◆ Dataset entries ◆
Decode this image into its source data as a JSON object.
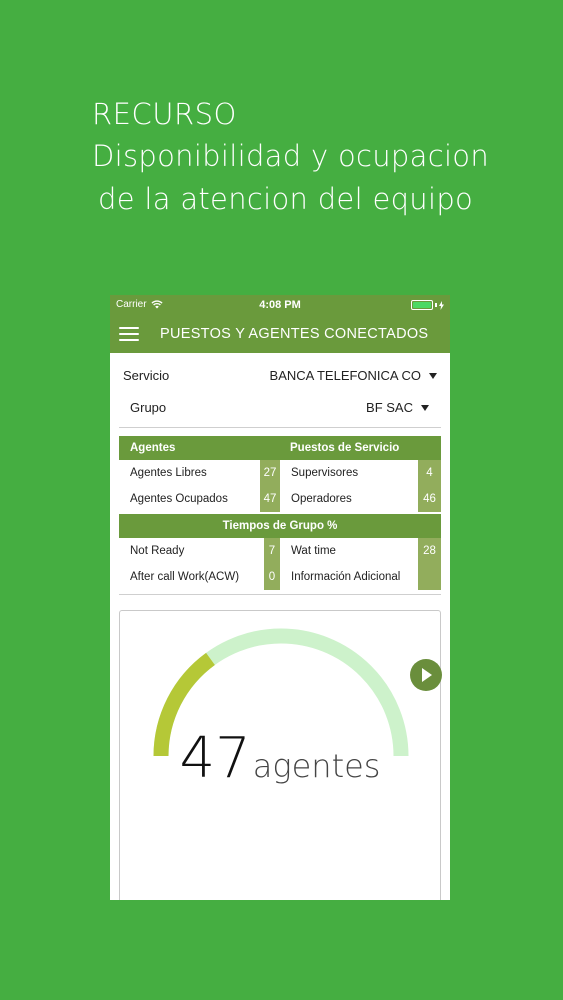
{
  "promo": {
    "line1": "RECURSO",
    "line2": "Disponibilidad y ocupacion",
    "line3": "de la atencion del equipo"
  },
  "status_bar": {
    "carrier": "Carrier",
    "time": "4:08 PM"
  },
  "nav": {
    "title": "PUESTOS Y AGENTES CONECTADOS",
    "menu_icon": "hamburger-icon"
  },
  "filters": {
    "servicio_label": "Servicio",
    "servicio_value": "BANCA TELEFONICA CO",
    "grupo_label": "Grupo",
    "grupo_value": "BF SAC"
  },
  "agentes": {
    "header_left": "Agentes",
    "header_right": "Puestos de Servicio",
    "rows": [
      {
        "left_label": "Agentes Libres",
        "left_value": "27",
        "right_label": "Supervisores",
        "right_value": "4"
      },
      {
        "left_label": "Agentes Ocupados",
        "left_value": "47",
        "right_label": "Operadores",
        "right_value": "46"
      }
    ]
  },
  "tiempos": {
    "header": "Tiempos de Grupo %",
    "rows": [
      {
        "left_label": "Not Ready",
        "left_value": "7",
        "right_label": "Wat time",
        "right_value": "28"
      },
      {
        "left_label": "After call Work(ACW)",
        "left_value": "0",
        "right_label": "Información Adicional",
        "right_value": ""
      }
    ]
  },
  "gauge": {
    "value": "47",
    "unit": "agentes",
    "filled_fraction": 0.3,
    "filled_color": "#b5c837",
    "track_color": "#cdf2cb",
    "next_icon": "play-icon"
  },
  "colors": {
    "background": "#45ae41",
    "brand": "#6a9a3c",
    "value_cell": "#92ad5c"
  }
}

◆ Given exercise ◆
From start to finish, output the listing exactly, but omit its pictures.

◆ Output for this task ◆
Decode this image into its source data as a JSON object.
{
  "promo": {
    "line1": "RECURSO",
    "line2": "Disponibilidad y ocupacion",
    "line3": "de la atencion del equipo"
  },
  "status_bar": {
    "carrier": "Carrier",
    "time": "4:08 PM"
  },
  "nav": {
    "title": "PUESTOS Y AGENTES CONECTADOS",
    "menu_icon": "hamburger-icon"
  },
  "filters": {
    "servicio_label": "Servicio",
    "servicio_value": "BANCA TELEFONICA CO",
    "grupo_label": "Grupo",
    "grupo_value": "BF SAC"
  },
  "agentes": {
    "header_left": "Agentes",
    "header_right": "Puestos de Servicio",
    "rows": [
      {
        "left_label": "Agentes Libres",
        "left_value": "27",
        "right_label": "Supervisores",
        "right_value": "4"
      },
      {
        "left_label": "Agentes Ocupados",
        "left_value": "47",
        "right_label": "Operadores",
        "right_value": "46"
      }
    ]
  },
  "tiempos": {
    "header": "Tiempos de Grupo %",
    "rows": [
      {
        "left_label": "Not Ready",
        "left_value": "7",
        "right_label": "Wat time",
        "right_value": "28"
      },
      {
        "left_label": "After call Work(ACW)",
        "left_value": "0",
        "right_label": "Información Adicional",
        "right_value": ""
      }
    ]
  },
  "gauge": {
    "value": "47",
    "unit": "agentes",
    "filled_fraction": 0.3,
    "filled_color": "#b5c837",
    "track_color": "#cdf2cb",
    "next_icon": "play-icon"
  },
  "colors": {
    "background": "#45ae41",
    "brand": "#6a9a3c",
    "value_cell": "#92ad5c"
  }
}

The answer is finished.